All of the material below is to be returned exactly.

Stored entries
------------------------------------

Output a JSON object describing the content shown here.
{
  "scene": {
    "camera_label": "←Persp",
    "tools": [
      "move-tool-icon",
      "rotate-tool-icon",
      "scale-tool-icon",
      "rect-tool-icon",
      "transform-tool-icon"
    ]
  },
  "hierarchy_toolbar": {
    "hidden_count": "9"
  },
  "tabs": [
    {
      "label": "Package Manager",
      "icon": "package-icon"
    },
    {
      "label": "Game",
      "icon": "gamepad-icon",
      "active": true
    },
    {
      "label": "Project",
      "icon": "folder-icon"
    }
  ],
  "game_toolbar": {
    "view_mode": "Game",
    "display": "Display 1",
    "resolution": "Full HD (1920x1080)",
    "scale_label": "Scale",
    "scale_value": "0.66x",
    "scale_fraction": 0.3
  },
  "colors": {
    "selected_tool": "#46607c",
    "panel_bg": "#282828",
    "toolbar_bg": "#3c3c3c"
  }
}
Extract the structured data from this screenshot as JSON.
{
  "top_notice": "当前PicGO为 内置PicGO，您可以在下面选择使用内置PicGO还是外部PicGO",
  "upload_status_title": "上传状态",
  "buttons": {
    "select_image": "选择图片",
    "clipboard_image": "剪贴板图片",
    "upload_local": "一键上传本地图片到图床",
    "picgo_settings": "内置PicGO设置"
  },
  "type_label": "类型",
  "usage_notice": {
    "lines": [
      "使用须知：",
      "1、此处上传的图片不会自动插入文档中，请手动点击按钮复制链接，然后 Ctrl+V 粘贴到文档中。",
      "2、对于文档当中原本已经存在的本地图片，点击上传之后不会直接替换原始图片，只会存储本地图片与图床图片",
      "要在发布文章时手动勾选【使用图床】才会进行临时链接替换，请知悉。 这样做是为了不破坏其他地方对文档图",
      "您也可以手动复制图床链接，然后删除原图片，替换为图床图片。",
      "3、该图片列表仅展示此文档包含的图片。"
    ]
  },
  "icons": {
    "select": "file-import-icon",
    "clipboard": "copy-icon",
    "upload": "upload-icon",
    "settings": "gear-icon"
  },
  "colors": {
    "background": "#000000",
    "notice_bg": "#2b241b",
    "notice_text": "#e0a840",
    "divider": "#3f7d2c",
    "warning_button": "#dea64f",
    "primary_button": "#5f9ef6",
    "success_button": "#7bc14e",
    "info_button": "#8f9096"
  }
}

------------------------------------

#### Expected answer
Output a JSON object describing the content shown here.
{
  "scene": {
    "camera_label": "←Persp",
    "tools": [
      "move-tool-icon",
      "rotate-tool-icon",
      "scale-tool-icon",
      "rect-tool-icon",
      "transform-tool-icon"
    ]
  },
  "hierarchy_toolbar": {
    "hidden_count": "9"
  },
  "tabs": [
    {
      "label": "Package Manager",
      "icon": "package-icon"
    },
    {
      "label": "Game",
      "icon": "gamepad-icon",
      "active": true
    },
    {
      "label": "Project",
      "icon": "folder-icon"
    }
  ],
  "game_toolbar": {
    "view_mode": "Game",
    "display": "Display 1",
    "resolution": "Full HD (1920x1080)",
    "scale_label": "Scale",
    "scale_value": "0.66x",
    "scale_fraction": 0.3
  },
  "colors": {
    "selected_tool": "#46607c",
    "panel_bg": "#282828",
    "toolbar_bg": "#3c3c3c"
  }
}
Extract the structured data from this screenshot as JSON.
{
  "top_notice": "当前PicGO为 内置PicGO，您可以在下面选择使用内置PicGO还是外部PicGO",
  "upload_status_title": "上传状态",
  "buttons": {
    "select_image": "选择图片",
    "clipboard_image": "剪贴板图片",
    "upload_local": "一键上传本地图片到图床",
    "picgo_settings": "内置PicGO设置"
  },
  "type_label": "类型",
  "usage_notice": {
    "lines": [
      "使用须知：",
      "1、此处上传的图片不会自动插入文档中，请手动点击按钮复制链接，然后 Ctrl+V 粘贴到文档中。",
      "2、对于文档当中原本已经存在的本地图片，点击上传之后不会直接替换原始图片，只会存储本地图片与图床图片",
      "要在发布文章时手动勾选【使用图床】才会进行临时链接替换，请知悉。 这样做是为了不破坏其他地方对文档图",
      "您也可以手动复制图床链接，然后删除原图片，替换为图床图片。",
      "3、该图片列表仅展示此文档包含的图片。"
    ]
  },
  "icons": {
    "select": "file-import-icon",
    "clipboard": "copy-icon",
    "upload": "upload-icon",
    "settings": "gear-icon"
  },
  "colors": {
    "background": "#000000",
    "notice_bg": "#2b241b",
    "notice_text": "#e0a840",
    "divider": "#3f7d2c",
    "warning_button": "#dea64f",
    "primary_button": "#5f9ef6",
    "success_button": "#7bc14e",
    "info_button": "#8f9096"
  }
}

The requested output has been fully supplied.